(Element and region listings)

>>>

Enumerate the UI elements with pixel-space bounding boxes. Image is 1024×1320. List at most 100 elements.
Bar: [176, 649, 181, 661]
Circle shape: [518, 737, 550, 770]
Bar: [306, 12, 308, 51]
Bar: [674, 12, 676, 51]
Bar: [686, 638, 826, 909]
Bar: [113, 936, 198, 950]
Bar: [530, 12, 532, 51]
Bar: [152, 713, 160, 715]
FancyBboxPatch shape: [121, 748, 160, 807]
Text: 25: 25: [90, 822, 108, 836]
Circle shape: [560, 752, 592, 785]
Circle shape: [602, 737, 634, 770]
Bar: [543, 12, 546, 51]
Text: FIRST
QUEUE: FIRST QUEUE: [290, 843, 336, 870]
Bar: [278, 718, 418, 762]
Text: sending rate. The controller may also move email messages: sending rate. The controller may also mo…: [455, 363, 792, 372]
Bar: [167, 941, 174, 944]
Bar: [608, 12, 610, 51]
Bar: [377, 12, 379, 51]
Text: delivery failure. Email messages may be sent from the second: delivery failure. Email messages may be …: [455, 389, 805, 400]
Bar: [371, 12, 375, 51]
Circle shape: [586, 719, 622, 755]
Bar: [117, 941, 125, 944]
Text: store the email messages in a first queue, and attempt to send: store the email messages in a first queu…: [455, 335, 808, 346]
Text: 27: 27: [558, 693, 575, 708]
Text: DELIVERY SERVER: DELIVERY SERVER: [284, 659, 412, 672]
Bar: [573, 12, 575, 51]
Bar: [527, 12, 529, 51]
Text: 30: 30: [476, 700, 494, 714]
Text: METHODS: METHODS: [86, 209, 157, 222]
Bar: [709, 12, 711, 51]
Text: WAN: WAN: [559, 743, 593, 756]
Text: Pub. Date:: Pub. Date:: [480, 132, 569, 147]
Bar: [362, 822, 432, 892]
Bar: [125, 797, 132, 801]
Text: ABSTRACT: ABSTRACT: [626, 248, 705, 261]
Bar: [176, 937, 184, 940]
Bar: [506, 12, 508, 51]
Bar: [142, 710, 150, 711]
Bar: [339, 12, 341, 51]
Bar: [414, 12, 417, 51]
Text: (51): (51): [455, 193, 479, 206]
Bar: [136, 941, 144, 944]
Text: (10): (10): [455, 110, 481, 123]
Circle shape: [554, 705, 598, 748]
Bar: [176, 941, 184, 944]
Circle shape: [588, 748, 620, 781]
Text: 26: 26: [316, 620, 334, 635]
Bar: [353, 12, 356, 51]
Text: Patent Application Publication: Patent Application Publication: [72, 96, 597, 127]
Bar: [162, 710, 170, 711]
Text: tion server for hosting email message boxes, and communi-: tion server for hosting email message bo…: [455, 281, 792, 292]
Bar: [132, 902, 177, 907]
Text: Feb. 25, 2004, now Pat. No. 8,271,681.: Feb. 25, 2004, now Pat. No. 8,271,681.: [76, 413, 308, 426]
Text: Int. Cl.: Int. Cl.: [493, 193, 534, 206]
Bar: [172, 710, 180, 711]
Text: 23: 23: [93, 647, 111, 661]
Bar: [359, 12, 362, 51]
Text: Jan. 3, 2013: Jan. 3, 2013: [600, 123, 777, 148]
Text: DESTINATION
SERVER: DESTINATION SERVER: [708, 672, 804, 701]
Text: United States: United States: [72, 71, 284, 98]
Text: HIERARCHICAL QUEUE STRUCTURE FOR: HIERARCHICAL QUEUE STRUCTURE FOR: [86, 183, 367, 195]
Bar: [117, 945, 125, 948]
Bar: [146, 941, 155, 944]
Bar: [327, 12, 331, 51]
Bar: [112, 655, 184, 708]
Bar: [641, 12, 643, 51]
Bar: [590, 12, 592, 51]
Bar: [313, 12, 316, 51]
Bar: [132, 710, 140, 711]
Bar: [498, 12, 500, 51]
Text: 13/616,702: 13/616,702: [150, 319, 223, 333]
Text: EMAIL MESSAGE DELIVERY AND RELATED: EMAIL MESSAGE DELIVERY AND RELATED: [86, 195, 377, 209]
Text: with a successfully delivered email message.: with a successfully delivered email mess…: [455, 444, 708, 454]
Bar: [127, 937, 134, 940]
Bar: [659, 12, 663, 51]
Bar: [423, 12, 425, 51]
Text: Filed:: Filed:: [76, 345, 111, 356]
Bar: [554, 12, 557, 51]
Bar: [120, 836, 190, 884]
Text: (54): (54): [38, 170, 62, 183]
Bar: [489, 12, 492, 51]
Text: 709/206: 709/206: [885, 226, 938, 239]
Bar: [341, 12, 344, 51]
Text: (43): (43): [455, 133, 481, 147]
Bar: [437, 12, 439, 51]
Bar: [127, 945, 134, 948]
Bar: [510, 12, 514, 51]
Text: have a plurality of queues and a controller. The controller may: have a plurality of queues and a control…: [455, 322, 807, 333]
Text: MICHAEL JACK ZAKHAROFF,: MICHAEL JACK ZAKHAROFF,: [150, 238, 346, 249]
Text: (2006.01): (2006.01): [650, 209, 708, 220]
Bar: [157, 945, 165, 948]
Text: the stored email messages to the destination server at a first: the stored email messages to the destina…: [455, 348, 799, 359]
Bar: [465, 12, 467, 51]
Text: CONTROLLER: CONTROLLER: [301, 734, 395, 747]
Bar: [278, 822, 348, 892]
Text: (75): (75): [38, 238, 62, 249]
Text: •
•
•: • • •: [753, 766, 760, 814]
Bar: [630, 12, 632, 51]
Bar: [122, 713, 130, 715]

<<<

OBJECTIVE - Reproduce verbatim the lines running from the start of the records through the line containing "Circle shape: [560, 752, 592, 785]", with both ends included.

ANSWER -
Enumerate the UI elements with pixel-space bounding boxes. Image is 1024×1320. List at most 100 elements.
Bar: [176, 649, 181, 661]
Circle shape: [518, 737, 550, 770]
Bar: [306, 12, 308, 51]
Bar: [674, 12, 676, 51]
Bar: [686, 638, 826, 909]
Bar: [113, 936, 198, 950]
Bar: [530, 12, 532, 51]
Bar: [152, 713, 160, 715]
FancyBboxPatch shape: [121, 748, 160, 807]
Text: 25: 25: [90, 822, 108, 836]
Circle shape: [560, 752, 592, 785]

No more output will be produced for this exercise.